─── RECORDS SHOWN ───

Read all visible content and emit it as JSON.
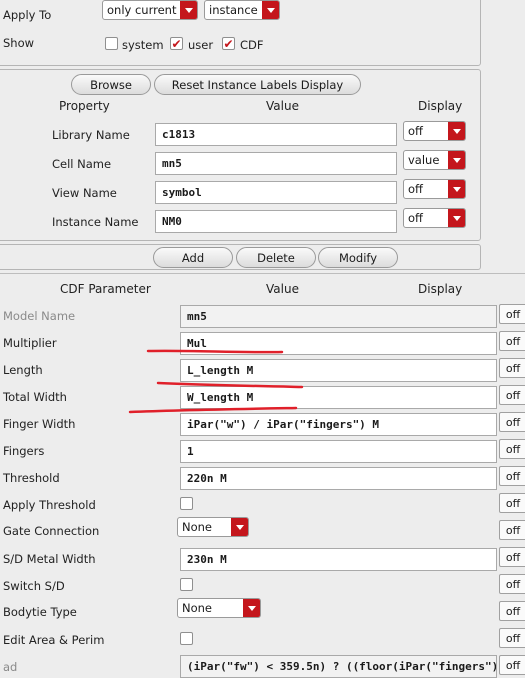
{
  "apply_to": {
    "label": "Apply To",
    "scope_value": "only current",
    "target_value": "instance"
  },
  "show": {
    "label": "Show",
    "options": [
      {
        "label": "system",
        "checked": false
      },
      {
        "label": "user",
        "checked": true
      },
      {
        "label": "CDF",
        "checked": true
      }
    ]
  },
  "instance_section": {
    "browse_label": "Browse",
    "reset_label": "Reset Instance Labels Display",
    "headers": {
      "property": "Property",
      "value": "Value",
      "display": "Display"
    },
    "rows": [
      {
        "label": "Library Name",
        "value": "c1813",
        "display": "off"
      },
      {
        "label": "Cell Name",
        "value": "mn5",
        "display": "value"
      },
      {
        "label": "View Name",
        "value": "symbol",
        "display": "off"
      },
      {
        "label": "Instance Name",
        "value": "NM0",
        "display": "off"
      }
    ]
  },
  "actions": {
    "add": "Add",
    "delete": "Delete",
    "modify": "Modify"
  },
  "cdf_section": {
    "headers": {
      "parameter": "CDF Parameter",
      "value": "Value",
      "display": "Display"
    },
    "rows": [
      {
        "label": "Model Name",
        "kind": "text",
        "value": "mn5",
        "display": "off",
        "disabled": true
      },
      {
        "label": "Multiplier",
        "kind": "text",
        "value": "Mul",
        "display": "off"
      },
      {
        "label": "Length",
        "kind": "text",
        "value": "L_length M",
        "display": "off"
      },
      {
        "label": "Total Width",
        "kind": "text",
        "value": "W_length M",
        "display": "off"
      },
      {
        "label": "Finger Width",
        "kind": "text",
        "value": "iPar(\"w\") / iPar(\"fingers\") M",
        "display": "off"
      },
      {
        "label": "Fingers",
        "kind": "text",
        "value": "1",
        "display": "off"
      },
      {
        "label": "Threshold",
        "kind": "text",
        "value": "220n M",
        "display": "off"
      },
      {
        "label": "Apply Threshold",
        "kind": "check",
        "checked": false,
        "display": "off"
      },
      {
        "label": "Gate Connection",
        "kind": "combo",
        "value": "None",
        "display": "off"
      },
      {
        "label": "S/D Metal Width",
        "kind": "text",
        "value": "230n M",
        "display": "off"
      },
      {
        "label": "Switch S/D",
        "kind": "check",
        "checked": false,
        "display": "off"
      },
      {
        "label": "Bodytie Type",
        "kind": "combo",
        "value": "None",
        "display": "off"
      },
      {
        "label": "Edit Area & Perim",
        "kind": "check",
        "checked": false,
        "display": "off"
      },
      {
        "label": "ad",
        "kind": "text",
        "value": "(iPar(\"fw\") < 359.5n) ? ((floor(iPar(\"fingers\")",
        "display": "off",
        "disabled": true
      }
    ]
  },
  "colors": {
    "accent": "#c4161c",
    "annotation": "#e0202a"
  }
}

───

▸ REQUIREMENTS:
Reproduce the material word for word, minus the images.

▸ ANSWER FOR THIS EXERCISE:
Read all visible content and emit it as JSON.
{
  "apply_to": {
    "label": "Apply To",
    "scope_value": "only current",
    "target_value": "instance"
  },
  "show": {
    "label": "Show",
    "options": [
      {
        "label": "system",
        "checked": false
      },
      {
        "label": "user",
        "checked": true
      },
      {
        "label": "CDF",
        "checked": true
      }
    ]
  },
  "instance_section": {
    "browse_label": "Browse",
    "reset_label": "Reset Instance Labels Display",
    "headers": {
      "property": "Property",
      "value": "Value",
      "display": "Display"
    },
    "rows": [
      {
        "label": "Library Name",
        "value": "c1813",
        "display": "off"
      },
      {
        "label": "Cell Name",
        "value": "mn5",
        "display": "value"
      },
      {
        "label": "View Name",
        "value": "symbol",
        "display": "off"
      },
      {
        "label": "Instance Name",
        "value": "NM0",
        "display": "off"
      }
    ]
  },
  "actions": {
    "add": "Add",
    "delete": "Delete",
    "modify": "Modify"
  },
  "cdf_section": {
    "headers": {
      "parameter": "CDF Parameter",
      "value": "Value",
      "display": "Display"
    },
    "rows": [
      {
        "label": "Model Name",
        "kind": "text",
        "value": "mn5",
        "display": "off",
        "disabled": true
      },
      {
        "label": "Multiplier",
        "kind": "text",
        "value": "Mul",
        "display": "off"
      },
      {
        "label": "Length",
        "kind": "text",
        "value": "L_length M",
        "display": "off"
      },
      {
        "label": "Total Width",
        "kind": "text",
        "value": "W_length M",
        "display": "off"
      },
      {
        "label": "Finger Width",
        "kind": "text",
        "value": "iPar(\"w\") / iPar(\"fingers\") M",
        "display": "off"
      },
      {
        "label": "Fingers",
        "kind": "text",
        "value": "1",
        "display": "off"
      },
      {
        "label": "Threshold",
        "kind": "text",
        "value": "220n M",
        "display": "off"
      },
      {
        "label": "Apply Threshold",
        "kind": "check",
        "checked": false,
        "display": "off"
      },
      {
        "label": "Gate Connection",
        "kind": "combo",
        "value": "None",
        "display": "off"
      },
      {
        "label": "S/D Metal Width",
        "kind": "text",
        "value": "230n M",
        "display": "off"
      },
      {
        "label": "Switch S/D",
        "kind": "check",
        "checked": false,
        "display": "off"
      },
      {
        "label": "Bodytie Type",
        "kind": "combo",
        "value": "None",
        "display": "off"
      },
      {
        "label": "Edit Area & Perim",
        "kind": "check",
        "checked": false,
        "display": "off"
      },
      {
        "label": "ad",
        "kind": "text",
        "value": "(iPar(\"fw\") < 359.5n) ? ((floor(iPar(\"fingers\")",
        "display": "off",
        "disabled": true
      }
    ]
  },
  "colors": {
    "accent": "#c4161c",
    "annotation": "#e0202a"
  }
}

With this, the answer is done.